• **Data shown**:
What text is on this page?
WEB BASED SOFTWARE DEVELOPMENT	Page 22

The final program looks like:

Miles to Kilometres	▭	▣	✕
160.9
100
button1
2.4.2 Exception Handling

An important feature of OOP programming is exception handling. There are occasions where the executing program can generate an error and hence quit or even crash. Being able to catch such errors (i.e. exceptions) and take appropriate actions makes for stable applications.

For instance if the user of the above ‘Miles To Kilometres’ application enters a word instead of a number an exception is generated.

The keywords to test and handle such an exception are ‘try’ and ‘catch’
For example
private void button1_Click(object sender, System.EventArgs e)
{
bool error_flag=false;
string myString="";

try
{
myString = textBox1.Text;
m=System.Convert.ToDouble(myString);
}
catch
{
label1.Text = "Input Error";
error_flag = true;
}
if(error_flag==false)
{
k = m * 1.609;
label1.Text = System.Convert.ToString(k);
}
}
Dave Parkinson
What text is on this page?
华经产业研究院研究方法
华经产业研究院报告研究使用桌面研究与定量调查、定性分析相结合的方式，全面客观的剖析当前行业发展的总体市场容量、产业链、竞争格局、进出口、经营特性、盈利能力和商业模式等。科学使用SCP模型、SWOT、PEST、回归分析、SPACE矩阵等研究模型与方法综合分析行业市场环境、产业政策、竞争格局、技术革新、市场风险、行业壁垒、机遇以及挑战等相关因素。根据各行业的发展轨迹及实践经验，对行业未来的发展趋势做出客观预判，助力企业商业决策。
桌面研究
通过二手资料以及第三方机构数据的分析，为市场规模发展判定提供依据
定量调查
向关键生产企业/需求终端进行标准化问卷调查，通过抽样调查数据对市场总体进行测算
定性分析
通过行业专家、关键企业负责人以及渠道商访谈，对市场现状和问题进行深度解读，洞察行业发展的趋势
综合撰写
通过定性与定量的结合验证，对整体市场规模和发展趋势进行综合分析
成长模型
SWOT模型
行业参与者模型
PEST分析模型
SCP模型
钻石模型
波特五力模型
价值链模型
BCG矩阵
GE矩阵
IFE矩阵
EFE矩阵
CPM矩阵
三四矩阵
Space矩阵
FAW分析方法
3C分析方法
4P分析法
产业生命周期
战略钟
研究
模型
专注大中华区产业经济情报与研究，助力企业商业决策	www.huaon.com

• **Exercise instructions**: Exactly as written, please output every entry.

• **Complete answer**:
What text is on this page?
WEB BASED SOFTWARE DEVELOPMENT	Page 22

The final program looks like:

Miles to Kilometres	▭	▣	✕
160.9
100
button1
2.4.2 Exception Handling

An important feature of OOP programming is exception handling. There are occasions where the executing program can generate an error and hence quit or even crash. Being able to catch such errors (i.e. exceptions) and take appropriate actions makes for stable applications.

For instance if the user of the above ‘Miles To Kilometres’ application enters a word instead of a number an exception is generated.

The keywords to test and handle such an exception are ‘try’ and ‘catch’
For example
private void button1_Click(object sender, System.EventArgs e)
{
bool error_flag=false;
string myString="";

try
{
myString = textBox1.Text;
m=System.Convert.ToDouble(myString);
}
catch
{
label1.Text = "Input Error";
error_flag = true;
}
if(error_flag==false)
{
k = m * 1.609;
label1.Text = System.Convert.ToString(k);
}
}
Dave Parkinson
What text is on this page?
华经产业研究院研究方法
华经产业研究院报告研究使用桌面研究与定量调查、定性分析相结合的方式，全面客观的剖析当前行业发展的总体市场容量、产业链、竞争格局、进出口、经营特性、盈利能力和商业模式等。科学使用SCP模型、SWOT、PEST、回归分析、SPACE矩阵等研究模型与方法综合分析行业市场环境、产业政策、竞争格局、技术革新、市场风险、行业壁垒、机遇以及挑战等相关因素。根据各行业的发展轨迹及实践经验，对行业未来的发展趋势做出客观预判，助力企业商业决策。
桌面研究
通过二手资料以及第三方机构数据的分析，为市场规模发展判定提供依据
定量调查
向关键生产企业/需求终端进行标准化问卷调查，通过抽样调查数据对市场总体进行测算
定性分析
通过行业专家、关键企业负责人以及渠道商访谈，对市场现状和问题进行深度解读，洞察行业发展的趋势
综合撰写
通过定性与定量的结合验证，对整体市场规模和发展趋势进行综合分析
成长模型
SWOT模型
行业参与者模型
PEST分析模型
SCP模型
钻石模型
波特五力模型
价值链模型
BCG矩阵
GE矩阵
IFE矩阵
EFE矩阵
CPM矩阵
三四矩阵
Space矩阵
FAW分析方法
3C分析方法
4P分析法
产业生命周期
战略钟
研究
模型
专注大中华区产业经济情报与研究，助力企业商业决策	www.huaon.com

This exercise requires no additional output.